** START **

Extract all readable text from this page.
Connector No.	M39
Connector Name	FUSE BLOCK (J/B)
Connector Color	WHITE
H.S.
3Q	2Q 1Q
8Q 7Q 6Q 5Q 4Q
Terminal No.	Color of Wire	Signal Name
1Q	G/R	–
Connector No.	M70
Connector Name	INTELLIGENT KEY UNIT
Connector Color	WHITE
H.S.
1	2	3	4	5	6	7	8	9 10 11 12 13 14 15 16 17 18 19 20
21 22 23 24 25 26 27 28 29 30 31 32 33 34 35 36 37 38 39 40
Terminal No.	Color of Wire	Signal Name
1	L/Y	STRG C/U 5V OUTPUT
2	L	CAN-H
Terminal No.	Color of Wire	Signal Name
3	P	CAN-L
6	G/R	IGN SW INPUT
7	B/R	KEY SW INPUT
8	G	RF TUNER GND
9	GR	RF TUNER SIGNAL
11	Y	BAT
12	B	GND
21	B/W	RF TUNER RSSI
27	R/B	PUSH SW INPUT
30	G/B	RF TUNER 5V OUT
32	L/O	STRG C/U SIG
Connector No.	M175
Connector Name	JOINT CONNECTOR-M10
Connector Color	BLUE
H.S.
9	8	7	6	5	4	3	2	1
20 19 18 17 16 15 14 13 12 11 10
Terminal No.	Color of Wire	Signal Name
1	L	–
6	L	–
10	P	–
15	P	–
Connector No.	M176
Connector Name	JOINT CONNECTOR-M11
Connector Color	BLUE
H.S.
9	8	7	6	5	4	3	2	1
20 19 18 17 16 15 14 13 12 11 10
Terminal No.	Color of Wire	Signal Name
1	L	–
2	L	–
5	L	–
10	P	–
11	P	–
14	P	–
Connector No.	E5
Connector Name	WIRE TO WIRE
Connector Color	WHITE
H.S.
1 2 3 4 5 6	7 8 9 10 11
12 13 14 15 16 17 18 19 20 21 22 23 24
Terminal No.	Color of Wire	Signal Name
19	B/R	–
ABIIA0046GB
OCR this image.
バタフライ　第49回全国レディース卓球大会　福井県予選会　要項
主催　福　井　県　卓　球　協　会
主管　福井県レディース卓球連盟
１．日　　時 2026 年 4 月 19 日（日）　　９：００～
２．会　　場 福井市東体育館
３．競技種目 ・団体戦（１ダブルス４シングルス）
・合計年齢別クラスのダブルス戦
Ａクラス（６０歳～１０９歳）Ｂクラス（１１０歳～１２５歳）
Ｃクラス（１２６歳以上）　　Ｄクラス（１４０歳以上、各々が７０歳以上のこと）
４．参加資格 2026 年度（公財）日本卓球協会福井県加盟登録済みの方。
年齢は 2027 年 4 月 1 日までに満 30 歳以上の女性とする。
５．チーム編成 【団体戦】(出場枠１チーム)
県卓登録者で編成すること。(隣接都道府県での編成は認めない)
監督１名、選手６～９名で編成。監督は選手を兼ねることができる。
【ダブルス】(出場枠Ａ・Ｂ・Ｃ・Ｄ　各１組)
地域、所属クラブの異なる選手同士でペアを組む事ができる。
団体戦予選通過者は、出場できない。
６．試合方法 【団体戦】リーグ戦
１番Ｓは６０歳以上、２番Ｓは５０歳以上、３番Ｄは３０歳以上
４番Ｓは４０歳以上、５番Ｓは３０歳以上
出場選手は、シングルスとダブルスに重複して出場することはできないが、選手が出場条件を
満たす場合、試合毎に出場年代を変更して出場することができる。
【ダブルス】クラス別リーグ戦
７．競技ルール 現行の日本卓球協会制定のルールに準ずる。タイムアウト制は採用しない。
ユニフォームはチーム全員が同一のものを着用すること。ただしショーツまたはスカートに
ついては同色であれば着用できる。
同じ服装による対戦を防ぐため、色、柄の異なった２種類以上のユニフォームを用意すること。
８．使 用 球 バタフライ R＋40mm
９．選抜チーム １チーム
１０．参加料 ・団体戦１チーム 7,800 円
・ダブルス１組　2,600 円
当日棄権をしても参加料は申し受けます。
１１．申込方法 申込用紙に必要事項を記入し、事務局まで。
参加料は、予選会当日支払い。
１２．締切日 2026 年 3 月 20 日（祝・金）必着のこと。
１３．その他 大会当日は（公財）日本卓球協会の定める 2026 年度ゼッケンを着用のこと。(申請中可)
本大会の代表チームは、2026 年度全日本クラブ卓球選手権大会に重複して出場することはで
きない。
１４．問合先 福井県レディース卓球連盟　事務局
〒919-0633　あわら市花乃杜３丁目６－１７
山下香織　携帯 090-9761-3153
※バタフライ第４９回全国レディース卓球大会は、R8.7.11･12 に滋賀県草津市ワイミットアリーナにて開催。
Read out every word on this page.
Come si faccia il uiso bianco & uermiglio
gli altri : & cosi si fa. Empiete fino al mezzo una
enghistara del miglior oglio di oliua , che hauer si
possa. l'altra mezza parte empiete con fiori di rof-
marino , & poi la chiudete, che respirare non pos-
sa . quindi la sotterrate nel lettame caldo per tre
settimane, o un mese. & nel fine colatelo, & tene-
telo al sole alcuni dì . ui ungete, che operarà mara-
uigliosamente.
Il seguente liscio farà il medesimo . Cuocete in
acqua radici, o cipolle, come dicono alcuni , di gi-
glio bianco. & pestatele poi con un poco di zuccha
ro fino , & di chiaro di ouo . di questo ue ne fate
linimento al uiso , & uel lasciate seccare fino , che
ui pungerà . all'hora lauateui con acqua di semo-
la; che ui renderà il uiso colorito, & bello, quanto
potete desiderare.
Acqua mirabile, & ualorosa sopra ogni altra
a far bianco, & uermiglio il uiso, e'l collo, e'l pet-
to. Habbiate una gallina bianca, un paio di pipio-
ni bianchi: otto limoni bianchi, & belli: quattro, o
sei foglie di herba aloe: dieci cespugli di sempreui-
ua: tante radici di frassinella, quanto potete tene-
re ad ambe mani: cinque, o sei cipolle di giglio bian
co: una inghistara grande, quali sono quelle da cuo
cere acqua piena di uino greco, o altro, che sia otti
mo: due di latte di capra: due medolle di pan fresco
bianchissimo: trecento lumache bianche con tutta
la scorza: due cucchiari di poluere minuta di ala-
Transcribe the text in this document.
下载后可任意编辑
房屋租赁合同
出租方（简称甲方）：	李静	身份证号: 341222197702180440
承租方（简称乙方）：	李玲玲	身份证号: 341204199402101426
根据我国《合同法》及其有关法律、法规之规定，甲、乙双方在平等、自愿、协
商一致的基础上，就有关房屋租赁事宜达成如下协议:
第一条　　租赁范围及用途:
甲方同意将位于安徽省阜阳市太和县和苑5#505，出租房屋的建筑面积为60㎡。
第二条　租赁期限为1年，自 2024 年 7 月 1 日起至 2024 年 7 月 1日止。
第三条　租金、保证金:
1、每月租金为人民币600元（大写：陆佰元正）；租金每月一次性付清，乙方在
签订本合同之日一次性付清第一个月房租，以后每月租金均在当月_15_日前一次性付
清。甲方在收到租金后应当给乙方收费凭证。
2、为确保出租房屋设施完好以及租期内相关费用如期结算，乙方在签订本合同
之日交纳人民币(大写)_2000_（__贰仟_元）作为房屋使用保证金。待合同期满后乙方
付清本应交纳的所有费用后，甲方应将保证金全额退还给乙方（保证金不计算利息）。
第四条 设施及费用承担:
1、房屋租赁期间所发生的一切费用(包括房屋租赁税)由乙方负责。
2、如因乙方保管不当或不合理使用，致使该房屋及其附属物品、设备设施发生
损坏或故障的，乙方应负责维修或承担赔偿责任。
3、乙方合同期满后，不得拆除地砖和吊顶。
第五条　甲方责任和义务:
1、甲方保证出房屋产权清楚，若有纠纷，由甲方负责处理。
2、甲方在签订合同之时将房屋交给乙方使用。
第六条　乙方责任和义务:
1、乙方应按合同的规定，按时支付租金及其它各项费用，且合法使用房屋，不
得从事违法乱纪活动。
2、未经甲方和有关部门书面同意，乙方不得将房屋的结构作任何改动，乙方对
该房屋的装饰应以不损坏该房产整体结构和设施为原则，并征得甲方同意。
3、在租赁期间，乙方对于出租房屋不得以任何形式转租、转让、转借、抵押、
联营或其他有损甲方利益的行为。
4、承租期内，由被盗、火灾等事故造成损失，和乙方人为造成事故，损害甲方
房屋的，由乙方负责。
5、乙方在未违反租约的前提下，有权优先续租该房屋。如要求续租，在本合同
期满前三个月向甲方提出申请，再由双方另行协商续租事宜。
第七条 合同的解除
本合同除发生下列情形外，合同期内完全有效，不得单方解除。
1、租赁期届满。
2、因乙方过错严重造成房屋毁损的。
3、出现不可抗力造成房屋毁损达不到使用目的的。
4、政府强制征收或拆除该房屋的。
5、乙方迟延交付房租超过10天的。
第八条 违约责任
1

** END **

▶ **REQUIRED WORK**: The answer must consist solely of the number of lines in the entries that contain the word "text".

▶ **RESULT**: 2